▸ What is expected: Work out the number of lines in the listing that include the string "rights". Reply with that number alone.

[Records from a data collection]
== == ==

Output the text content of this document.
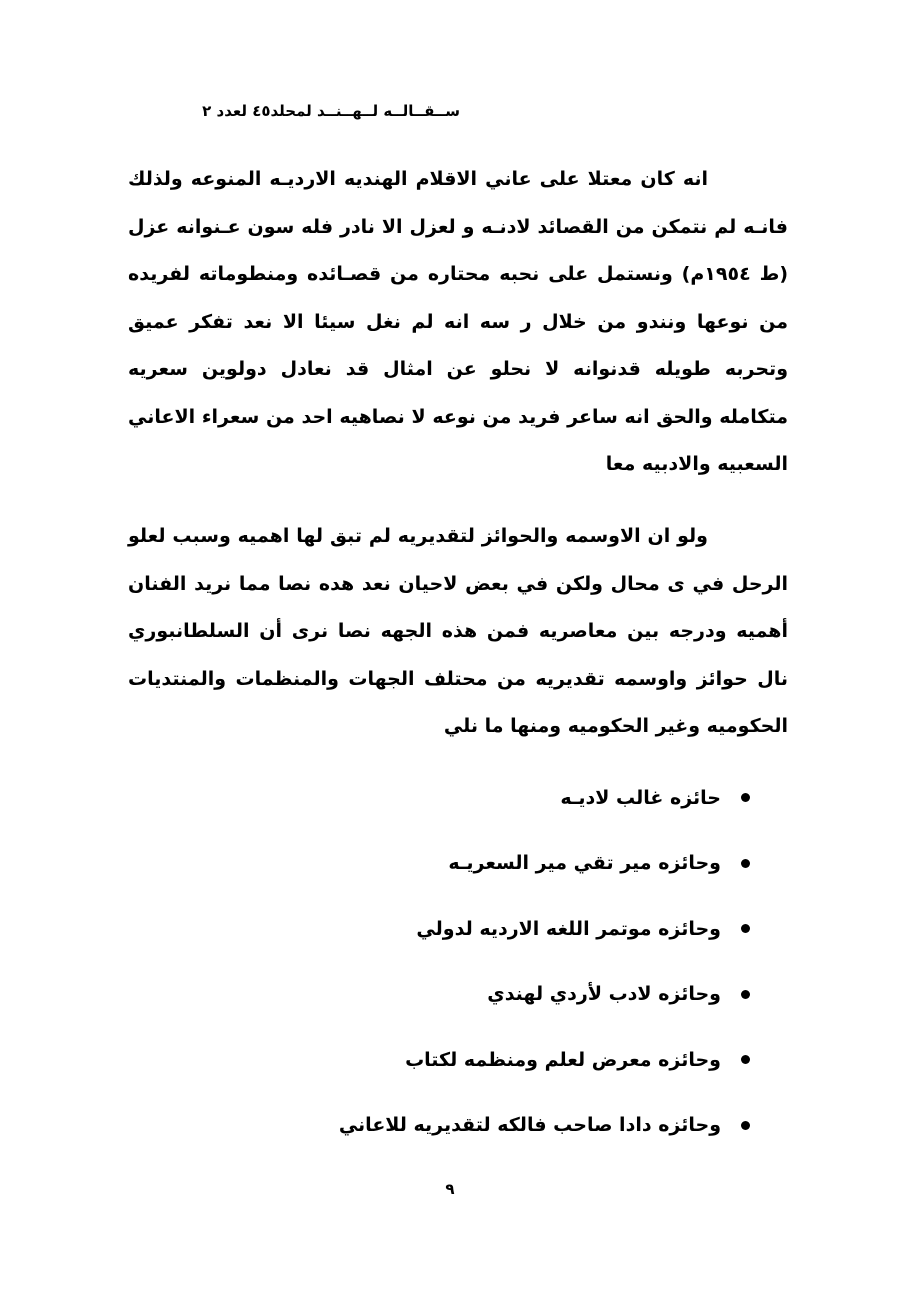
ســقــالــه لــهــنــد لمحلد٤٥ لعدد ٢

انه كان معتلا على عاني الاقلام الهنديه الارديـه المنوعه ولذلك فانـه لم نتمكن من القصائد لادنـه و لعزل الا نادر فله سون عـنوانه عزل (ط ١٩٥٤م) ونستمل على نحبه محتاره من قصـائده ومنطوماته لفريده من نوعها ونندو من خلال ر سه انه لم نغل سيئا الا نعد تفكر عميق وتحربه طويله قدنوانه لا نحلو عن امثال قد نعادل دولوين سعريه متكامله والحق انه ساعر فريد من نوعه لا نصاهيه احد من سعراء الاعاني السعبيه والادبيه معا

ولو ان الاوسمه والحوائز لتقديريه لم تبق لها اهميه وسبب لعلو الرحل في ى محال ولكن في بعض لاحيان نعد هده نصا مما نريد الفنان أهميه ودرجه بين معاصريه فمن هذه الجهه نصا نرى أن السلطانبوري نال حوائز واوسمه تقديريه من محتلف الجهات والمنظمات والمنتديات الحكوميه وغير الحكوميه ومنها ما نلي

حائزه غالب لاديـه
وحائزه مير تقي مير السعريـه
وحائزه موتمر اللغه الارديه لدولي
وحائزه لادب لأردي لهندي
وحائزه معرض لعلم ومنظمه لكتاب
وحائزه دادا صاحب فالكه لتقديريه للاعاني
٩
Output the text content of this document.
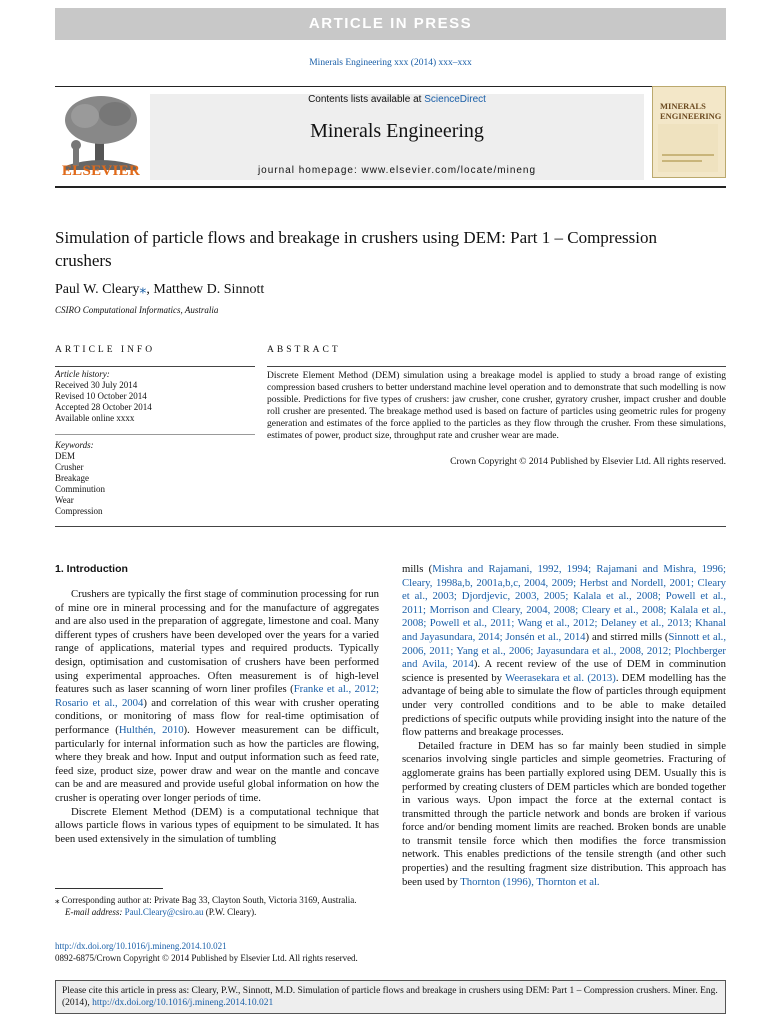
ARTICLE IN PRESS
Minerals Engineering xxx (2014) xxx–xxx
ELSEVIER
Contents lists available at ScienceDirect
Minerals Engineering
journal homepage: www.elsevier.com/locate/mineng
MINERALS
ENGINEERING
Simulation of particle flows and breakage in crushers using DEM: Part 1 – Compression crushers
Paul W. Cleary⁎, Matthew D. Sinnott
CSIRO Computational Informatics, Australia
ARTICLE INFO	ABSTRACT
Article history:
Received 30 July 2014
Revised 10 October 2014
Accepted 28 October 2014
Available online xxxx
Keywords:
DEM
Crusher
Breakage
Comminution
Wear
Compression
Discrete Element Method (DEM) simulation using a breakage model is applied to study a broad range of existing compression based crushers to better understand machine level operation and to demonstrate that such modelling is now possible. Predictions for five types of crushers: jaw crusher, cone crusher, gyratory crusher, impact crusher and double roll crusher are presented. The breakage method used is based on facture of particles using geometric rules for progeny generation and estimates of the force applied to the particles as they flow through the crusher. From these simulations, estimates of power, product size, throughput rate and crusher wear are made.
Crown Copyright © 2014 Published by Elsevier Ltd. All rights reserved.
1. Introduction

Crushers are typically the first stage of comminution processing for run of mine ore in mineral processing and for the manufacture of aggregates and are also used in the preparation of aggregate, limestone and coal. Many different types of crushers have been developed over the years for a varied range of applications, material types and required products. Typically design, optimisation and customisation of crushers have been performed using experimental approaches. Often measurement is of high-level features such as laser scanning of worn liner profiles (Franke et al., 2012; Rosario et al., 2004) and correlation of this wear with crusher operating conditions, or monitoring of mass flow for real-time optimisation of performance (Hulthén, 2010). However measurement can be difficult, particularly for internal information such as how the particles are flowing, where they break and how. Input and output information such as feed rate, feed size, product size, power draw and wear on the mantle and concave can be and are measured and provide useful global information on how the crusher is operating over longer periods of time.

Discrete Element Method (DEM) is a computational technique that allows particle flows in various types of equipment to be simulated. It has been used extensively in the simulation of tumbling

mills (Mishra and Rajamani, 1992, 1994; Rajamani and Mishra, 1996; Cleary, 1998a,b, 2001a,b,c, 2004, 2009; Herbst and Nordell, 2001; Cleary et al., 2003; Djordjevic, 2003, 2005; Kalala et al., 2008; Powell et al., 2011; Morrison and Cleary, 2004, 2008; Cleary et al., 2008; Kalala et al., 2008; Powell et al., 2011; Wang et al., 2012; Delaney et al., 2013; Khanal and Jayasundara, 2014; Jonsén et al., 2014) and stirred mills (Sinnott et al., 2006, 2011; Yang et al., 2006; Jayasundara et al., 2008, 2012; Plochberger and Avila, 2014). A recent review of the use of DEM in comminution science is presented by Weerasekara et al. (2013). DEM modelling has the advantage of being able to simulate the flow of particles through equipment under very controlled conditions and to be able to make detailed predictions of specific outputs while providing insight into the nature of the flow patterns and breakage processes.

Detailed fracture in DEM has so far mainly been studied in simple scenarios involving single particles and simple geometries. Fracturing of agglomerate grains has been partially explored using DEM. Usually this is performed by creating clusters of DEM particles which are bonded together in various ways. Upon impact the force at the external contact is transmitted through the particle network and bonds are broken if various force and/or bending moment limits are reached. Broken bonds are unable to transmit tensile force which then modifies the force transmission network. This enables predictions of the tensile strength (and other such properties) and the resulting fragment size distribution. This approach has been used by Thornton (1996), Thornton et al.

⁎ Corresponding author at: Private Bag 33, Clayton South, Victoria 3169, Australia.
E-mail address: Paul.Cleary@csiro.au (P.W. Cleary).
http://dx.doi.org/10.1016/j.mineng.2014.10.021
0892-6875/Crown Copyright © 2014 Published by Elsevier Ltd. All rights reserved.
Please cite this article in press as: Cleary, P.W., Sinnott, M.D. Simulation of particle flows and breakage in crushers using DEM: Part 1 – Compression crushers. Miner. Eng. (2014), http://dx.doi.org/10.1016/j.mineng.2014.10.021
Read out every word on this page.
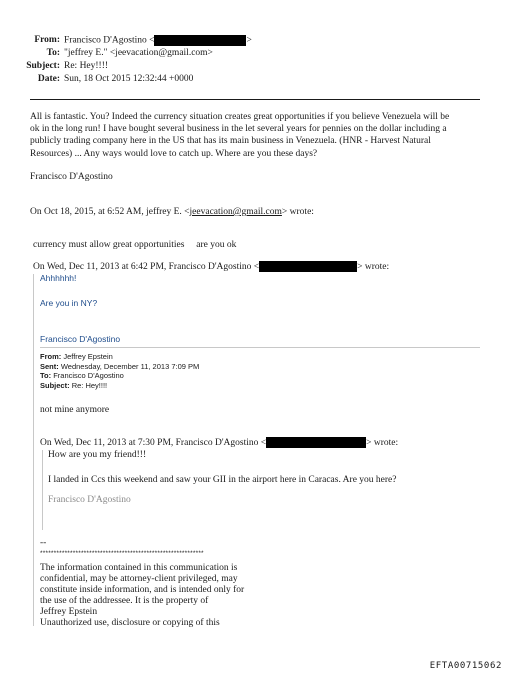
From: Francisco D'Agostino <	>
To: "jeffrey E." <jeevacation@gmail.com>
Subject: Re: Hey!!!!
Date: Sun, 18 Oct 2015 12:32:44 +0000
All is fantastic. You? Indeed the currency situation creates great opportunities if you believe Venezuela will be
ok in the long run! I have bought several business in the let several years for pennies on the dollar including a
publicly trading company here in the US that has its main business in Venezuela. (HNR - Harvest Natural
Resources) ... Any ways would love to catch up. Where are you these days?
Francisco D'Agostino
On Oct 18, 2015, at 6:52 AM, jeffrey E. <jeevacation@gmail.com> wrote:
currency must allow great opportunities     are you ok
On Wed, Dec 11, 2013 at 6:42 PM, Francisco D'Agostino <	> wrote:
Ahhhhhh!
Are you in NY?
Francisco D'Agostino
From: Jeffrey Epstein
Sent: Wednesday, December 11, 2013 7:09 PM
To: Francisco D'Agostino
Subject: Re: Hey!!!!
not mine anymore
On Wed, Dec 11, 2013 at 7:30 PM, Francisco D'Agostino <	> wrote:
How are you my friend!!!
I landed in Ccs this weekend and saw your GII in the airport here in Caracas. Are you here?
Francisco D'Agostino
--
************************************************************
The information contained in this communication is
confidential, may be attorney-client privileged, may
constitute inside information, and is intended only for
the use of the addressee. It is the property of
Jeffrey Epstein
Unauthorized use, disclosure or copying of this
EFTA00715062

== == ==

▸ Written reply: 2